(Dataset excerpts)
* * *
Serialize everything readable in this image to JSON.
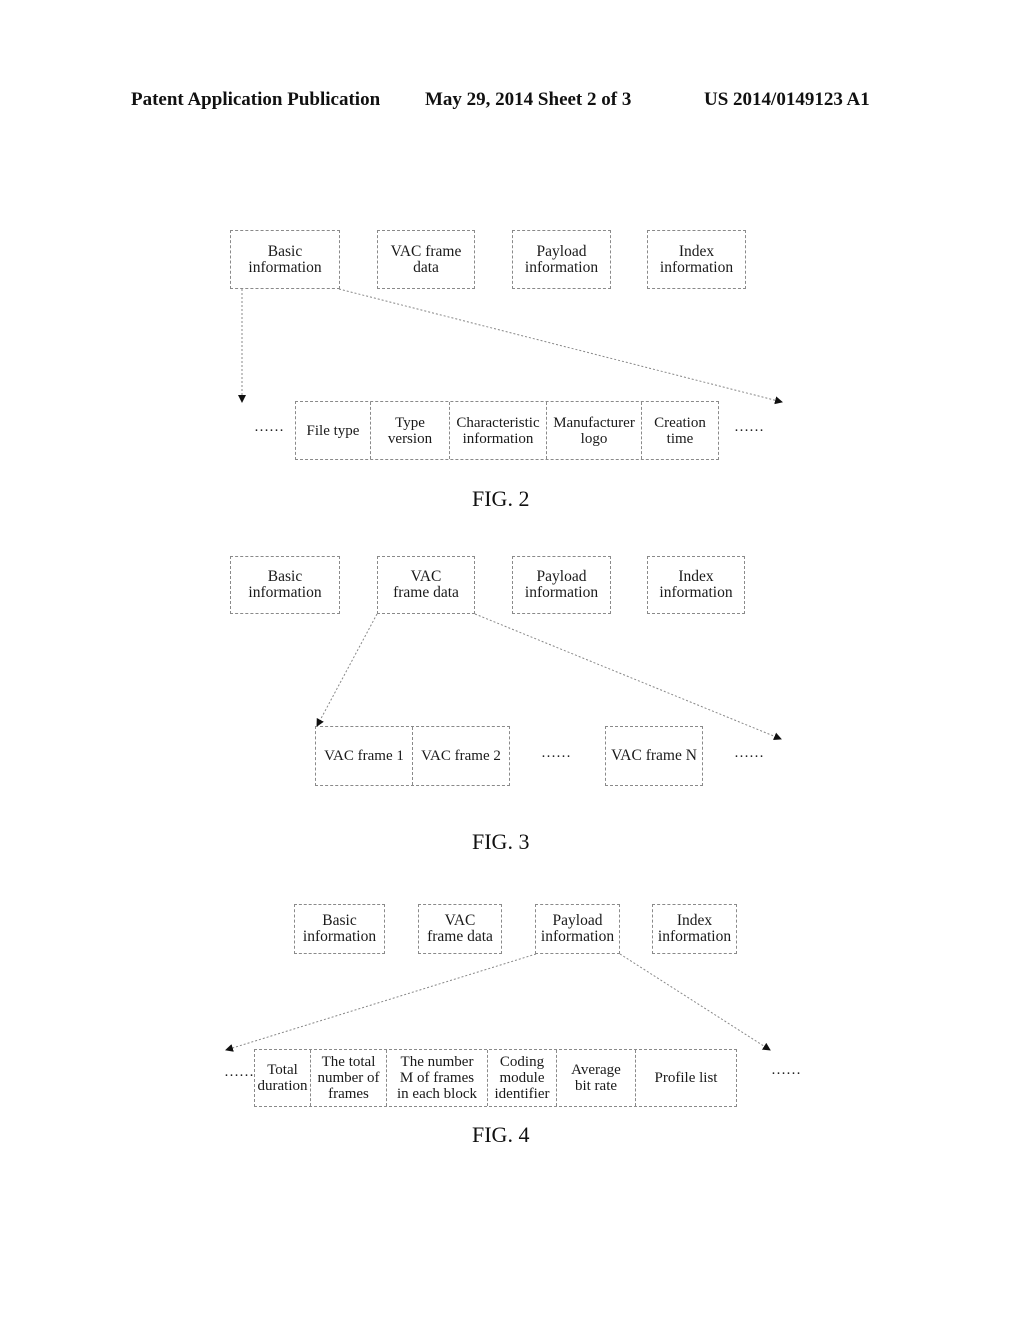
{
  "header": {
    "left": "Patent Application Publication",
    "middle": "May 29, 2014  Sheet 2 of 3",
    "right": "US 2014/0149123 A1"
  },
  "fig2": {
    "top_boxes": [
      "Basic\ninformation",
      "VAC frame\ndata",
      "Payload\ninformation",
      "Index\ninformation"
    ],
    "expanded_from": "Basic information",
    "fields": [
      "File type",
      "Type\nversion",
      "Characteristic\ninformation",
      "Manufacturer\nlogo",
      "Creation\ntime"
    ],
    "ellipsis_left": "……",
    "ellipsis_right": "……",
    "caption": "FIG. 2"
  },
  "fig3": {
    "top_boxes": [
      "Basic\ninformation",
      "VAC\nframe data",
      "Payload\ninformation",
      "Index\ninformation"
    ],
    "expanded_from": "VAC frame data",
    "frames": [
      "VAC frame 1",
      "VAC frame 2",
      "VAC frame N"
    ],
    "ellipsis_middle": "……",
    "ellipsis_right": "……",
    "caption": "FIG. 3"
  },
  "fig4": {
    "top_boxes": [
      "Basic\ninformation",
      "VAC\nframe data",
      "Payload\ninformation",
      "Index\ninformation"
    ],
    "expanded_from": "Payload information",
    "fields": [
      "Total\nduration",
      "The total\nnumber of\nframes",
      "The number\nM of frames\nin each block",
      "Coding\nmodule\nidentifier",
      "Average\nbit rate",
      "Profile list"
    ],
    "ellipsis_left": "……",
    "ellipsis_right": "……",
    "caption": "FIG. 4"
  }
}
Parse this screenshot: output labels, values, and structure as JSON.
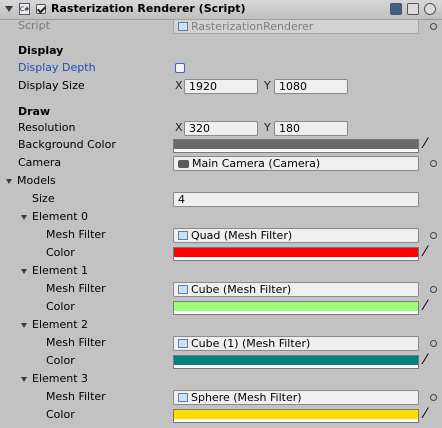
{
  "header": {
    "title": "Rasterization Renderer (Script)",
    "enabled": true,
    "script_icon": "cs-script-icon",
    "help_icon": "book-help-icon",
    "settings_icon": "gear-icon",
    "menu_icon": "gear-dropdown-icon"
  },
  "script": {
    "label": "Script",
    "value": "RasterizationRenderer"
  },
  "display": {
    "heading": "Display",
    "depth_label": "Display Depth",
    "depth_value": false,
    "size_label": "Display Size",
    "x_label": "X",
    "x_value": "1920",
    "y_label": "Y",
    "y_value": "1080"
  },
  "draw": {
    "heading": "Draw",
    "resolution_label": "Resolution",
    "x_label": "X",
    "x_value": "320",
    "y_label": "Y",
    "y_value": "180",
    "background_label": "Background Color",
    "background_color": "#6a6a6a",
    "camera_label": "Camera",
    "camera_value": "Main Camera (Camera)"
  },
  "models": {
    "label": "Models",
    "size_label": "Size",
    "size_value": "4",
    "elements": [
      {
        "label": "Element 0",
        "mesh_label": "Mesh Filter",
        "mesh_value": "Quad (Mesh Filter)",
        "color_label": "Color",
        "color": "#ff0000"
      },
      {
        "label": "Element 1",
        "mesh_label": "Mesh Filter",
        "mesh_value": "Cube (Mesh Filter)",
        "color_label": "Color",
        "color": "#99ff77"
      },
      {
        "label": "Element 2",
        "mesh_label": "Mesh Filter",
        "mesh_value": "Cube (1) (Mesh Filter)",
        "color_label": "Color",
        "color": "#008080"
      },
      {
        "label": "Element 3",
        "mesh_label": "Mesh Filter",
        "mesh_value": "Sphere (Mesh Filter)",
        "color_label": "Color",
        "color": "#ffdd00"
      }
    ]
  }
}
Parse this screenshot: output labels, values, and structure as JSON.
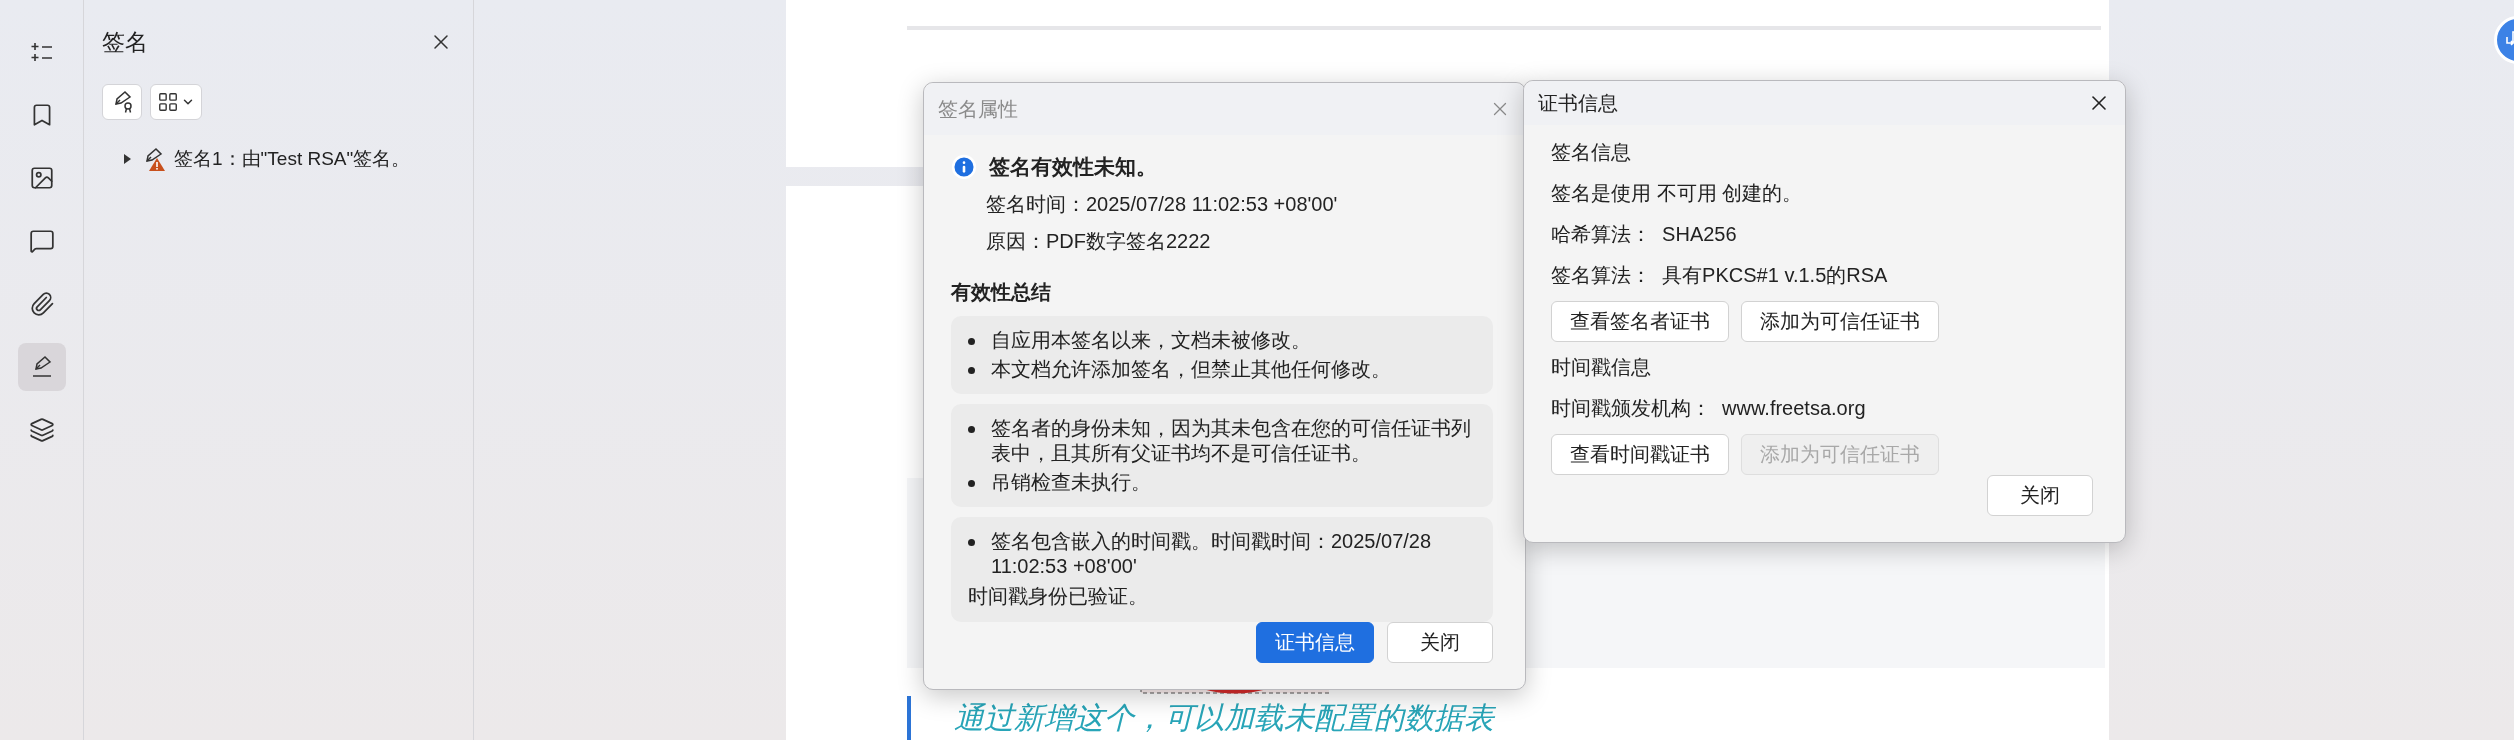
{
  "icon_rail": {
    "items": [
      {
        "kind": "outline",
        "selected": false
      },
      {
        "kind": "bookmark",
        "selected": false
      },
      {
        "kind": "image",
        "selected": false
      },
      {
        "kind": "comment",
        "selected": false
      },
      {
        "kind": "attachment",
        "selected": false
      },
      {
        "kind": "signature",
        "selected": true
      },
      {
        "kind": "layers",
        "selected": false
      }
    ]
  },
  "sidebar": {
    "title": "签名",
    "tree": [
      {
        "label": "签名1：由\"Test RSA\"签名。",
        "expanded": false,
        "warning": true
      }
    ]
  },
  "document": {
    "quote": "通过新增这个，可以加载未配置的数据表"
  },
  "signature_properties_dialog": {
    "title": "签名属性",
    "active": false,
    "status": "签名有效性未知。",
    "details": [
      "签名时间：2025/07/28 11:02:53 +08'00'",
      "原因：PDF数字签名2222"
    ],
    "summary_title": "有效性总结",
    "summary_groups": [
      {
        "bullets": [
          "自应用本签名以来，文档未被修改。",
          "本文档允许添加签名，但禁止其他任何修改。"
        ]
      },
      {
        "bullets": [
          "签名者的身份未知，因为其未包含在您的可信任证书列表中，且其所有父证书均不是可信任证书。",
          "吊销检查未执行。"
        ]
      },
      {
        "bullets": [
          "签名包含嵌入的时间戳。时间戳时间：2025/07/28 11:02:53 +08'00'"
        ],
        "note": "时间戳身份已验证。"
      }
    ],
    "buttons": [
      {
        "label": "证书信息",
        "primary": true
      },
      {
        "label": "关闭",
        "primary": false
      }
    ]
  },
  "certificate_dialog": {
    "title": "证书信息",
    "active": true,
    "sections": [
      {
        "title": "签名信息",
        "lines": [
          {
            "label": "签名是使用 不可用 创建的。"
          },
          {
            "label": "哈希算法：",
            "value": "SHA256"
          },
          {
            "label": "签名算法：",
            "value": "具有PKCS#1 v.1.5的RSA"
          }
        ],
        "buttons": [
          {
            "label": "查看签名者证书",
            "disabled": false
          },
          {
            "label": "添加为可信任证书",
            "disabled": false
          }
        ]
      },
      {
        "title": "时间戳信息",
        "lines": [
          {
            "label": "时间戳颁发机构：",
            "value": "www.freetsa.org"
          }
        ],
        "buttons": [
          {
            "label": "查看时间戳证书",
            "disabled": false
          },
          {
            "label": "添加为可信任证书",
            "disabled": true
          }
        ]
      }
    ],
    "close_button": "关闭"
  }
}
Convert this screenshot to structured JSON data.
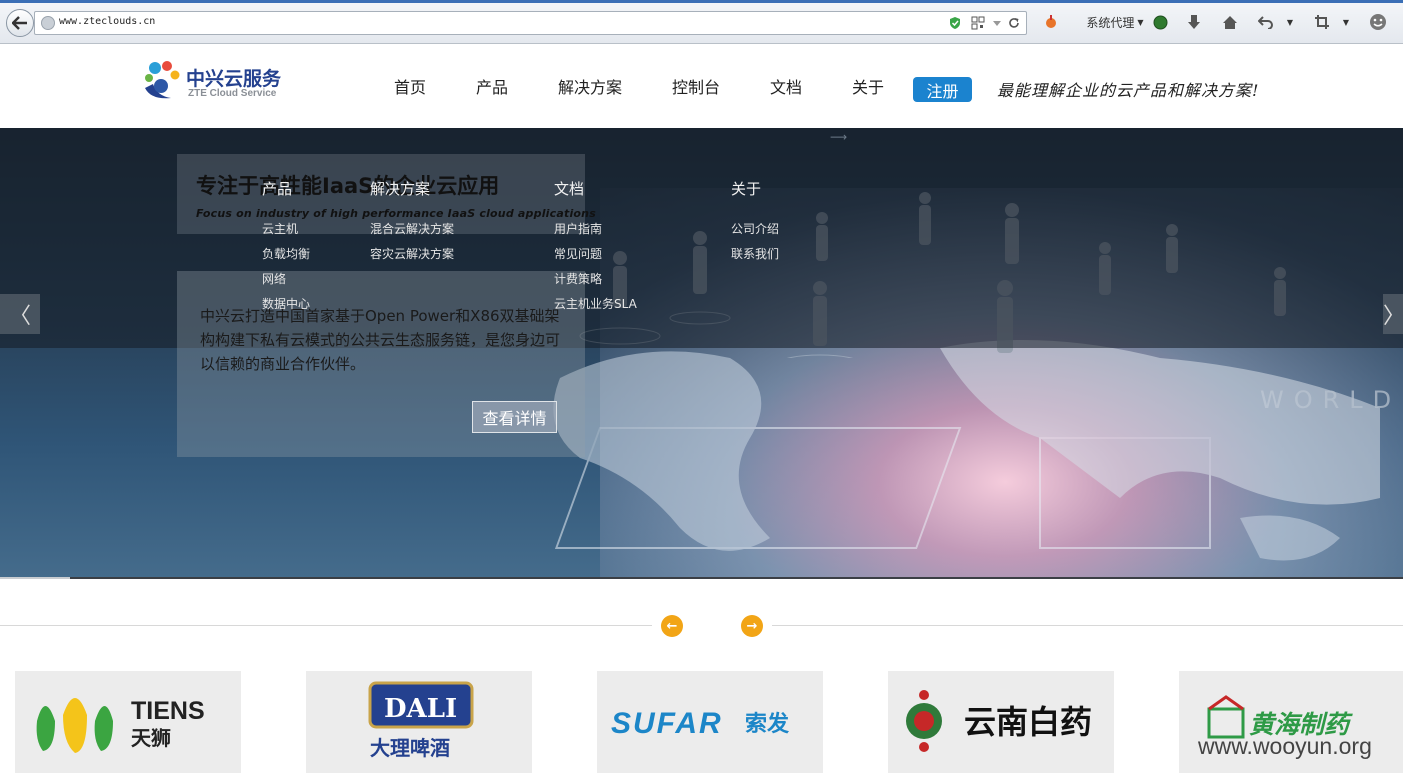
* * *
▸ **Task goal**
Write the listing above out again exactly, dropping each image.

▸ **Correct output**
Serialize everything readable in this image to JSON.
{
  "header": {
    "left": "Patent Application Publication",
    "middle": "May 29, 2014  Sheet 2 of 3",
    "right": "US 2014/0149123 A1"
  },
  "fig2": {
    "top_boxes": [
      "Basic\ninformation",
      "VAC frame\ndata",
      "Payload\ninformation",
      "Index\ninformation"
    ],
    "expanded_from": "Basic information",
    "fields": [
      "File type",
      "Type\nversion",
      "Characteristic\ninformation",
      "Manufacturer\nlogo",
      "Creation\ntime"
    ],
    "ellipsis_left": "……",
    "ellipsis_right": "……",
    "caption": "FIG. 2"
  },
  "fig3": {
    "top_boxes": [
      "Basic\ninformation",
      "VAC\nframe data",
      "Payload\ninformation",
      "Index\ninformation"
    ],
    "expanded_from": "VAC frame data",
    "frames": [
      "VAC frame 1",
      "VAC frame 2",
      "VAC frame N"
    ],
    "ellipsis_middle": "……",
    "ellipsis_right": "……",
    "caption": "FIG. 3"
  },
  "fig4": {
    "top_boxes": [
      "Basic\ninformation",
      "VAC\nframe data",
      "Payload\ninformation",
      "Index\ninformation"
    ],
    "expanded_from": "Payload information",
    "fields": [
      "Total\nduration",
      "The total\nnumber of\nframes",
      "The number\nM of frames\nin each block",
      "Coding\nmodule\nidentifier",
      "Average\nbit rate",
      "Profile list"
    ],
    "ellipsis_left": "……",
    "ellipsis_right": "……",
    "caption": "FIG. 4"
  }
}
Parse this screenshot: output labels, values, and structure as JSON.
{
  "header": {
    "title": "Rasterization Renderer (Script)",
    "enabled": true,
    "script_icon": "cs-script-icon",
    "help_icon": "book-help-icon",
    "settings_icon": "gear-icon",
    "menu_icon": "gear-dropdown-icon"
  },
  "script": {
    "label": "Script",
    "value": "RasterizationRenderer"
  },
  "display": {
    "heading": "Display",
    "depth_label": "Display Depth",
    "depth_value": false,
    "size_label": "Display Size",
    "x_label": "X",
    "x_value": "1920",
    "y_label": "Y",
    "y_value": "1080"
  },
  "draw": {
    "heading": "Draw",
    "resolution_label": "Resolution",
    "x_label": "X",
    "x_value": "320",
    "y_label": "Y",
    "y_value": "180",
    "background_label": "Background Color",
    "background_color": "#6a6a6a",
    "camera_label": "Camera",
    "camera_value": "Main Camera (Camera)"
  },
  "models": {
    "label": "Models",
    "size_label": "Size",
    "size_value": "4",
    "elements": [
      {
        "label": "Element 0",
        "mesh_label": "Mesh Filter",
        "mesh_value": "Quad (Mesh Filter)",
        "color_label": "Color",
        "color": "#ff0000"
      },
      {
        "label": "Element 1",
        "mesh_label": "Mesh Filter",
        "mesh_value": "Cube (Mesh Filter)",
        "color_label": "Color",
        "color": "#99ff77"
      },
      {
        "label": "Element 2",
        "mesh_label": "Mesh Filter",
        "mesh_value": "Cube (1) (Mesh Filter)",
        "color_label": "Color",
        "color": "#008080"
      },
      {
        "label": "Element 3",
        "mesh_label": "Mesh Filter",
        "mesh_value": "Sphere (Mesh Filter)",
        "color_label": "Color",
        "color": "#ffdd00"
      }
    ]
  }
}
Parse this screenshot: output labels, values, and structure as JSON.
{
  "icon_rail": {
    "items": [
      {
        "kind": "outline",
        "selected": false
      },
      {
        "kind": "bookmark",
        "selected": false
      },
      {
        "kind": "image",
        "selected": false
      },
      {
        "kind": "comment",
        "selected": false
      },
      {
        "kind": "attachment",
        "selected": false
      },
      {
        "kind": "signature",
        "selected": true
      },
      {
        "kind": "layers",
        "selected": false
      }
    ]
  },
  "sidebar": {
    "title": "签名",
    "tree": [
      {
        "label": "签名1：由\"Test RSA\"签名。",
        "expanded": false,
        "warning": true
      }
    ]
  },
  "document": {
    "quote": "通过新增这个，可以加载未配置的数据表"
  },
  "signature_properties_dialog": {
    "title": "签名属性",
    "active": false,
    "status": "签名有效性未知。",
    "details": [
      "签名时间：2025/07/28 11:02:53 +08'00'",
      "原因：PDF数字签名2222"
    ],
    "summary_title": "有效性总结",
    "summary_groups": [
      {
        "bullets": [
          "自应用本签名以来，文档未被修改。",
          "本文档允许添加签名，但禁止其他任何修改。"
        ]
      },
      {
        "bullets": [
          "签名者的身份未知，因为其未包含在您的可信任证书列表中，且其所有父证书均不是可信任证书。",
          "吊销检查未执行。"
        ]
      },
      {
        "bullets": [
          "签名包含嵌入的时间戳。时间戳时间：2025/07/28 11:02:53 +08'00'"
        ],
        "note": "时间戳身份已验证。"
      }
    ],
    "buttons": [
      {
        "label": "证书信息",
        "primary": true
      },
      {
        "label": "关闭",
        "primary": false
      }
    ]
  },
  "certificate_dialog": {
    "title": "证书信息",
    "active": true,
    "sections": [
      {
        "title": "签名信息",
        "lines": [
          {
            "label": "签名是使用 不可用 创建的。"
          },
          {
            "label": "哈希算法：",
            "value": "SHA256"
          },
          {
            "label": "签名算法：",
            "value": "具有PKCS#1 v.1.5的RSA"
          }
        ],
        "buttons": [
          {
            "label": "查看签名者证书",
            "disabled": false
          },
          {
            "label": "添加为可信任证书",
            "disabled": false
          }
        ]
      },
      {
        "title": "时间戳信息",
        "lines": [
          {
            "label": "时间戳颁发机构：",
            "value": "www.freetsa.org"
          }
        ],
        "buttons": [
          {
            "label": "查看时间戳证书",
            "disabled": false
          },
          {
            "label": "添加为可信任证书",
            "disabled": true
          }
        ]
      }
    ],
    "close_button": "关闭"
  }
}
Convert this screenshot to structured JSON data.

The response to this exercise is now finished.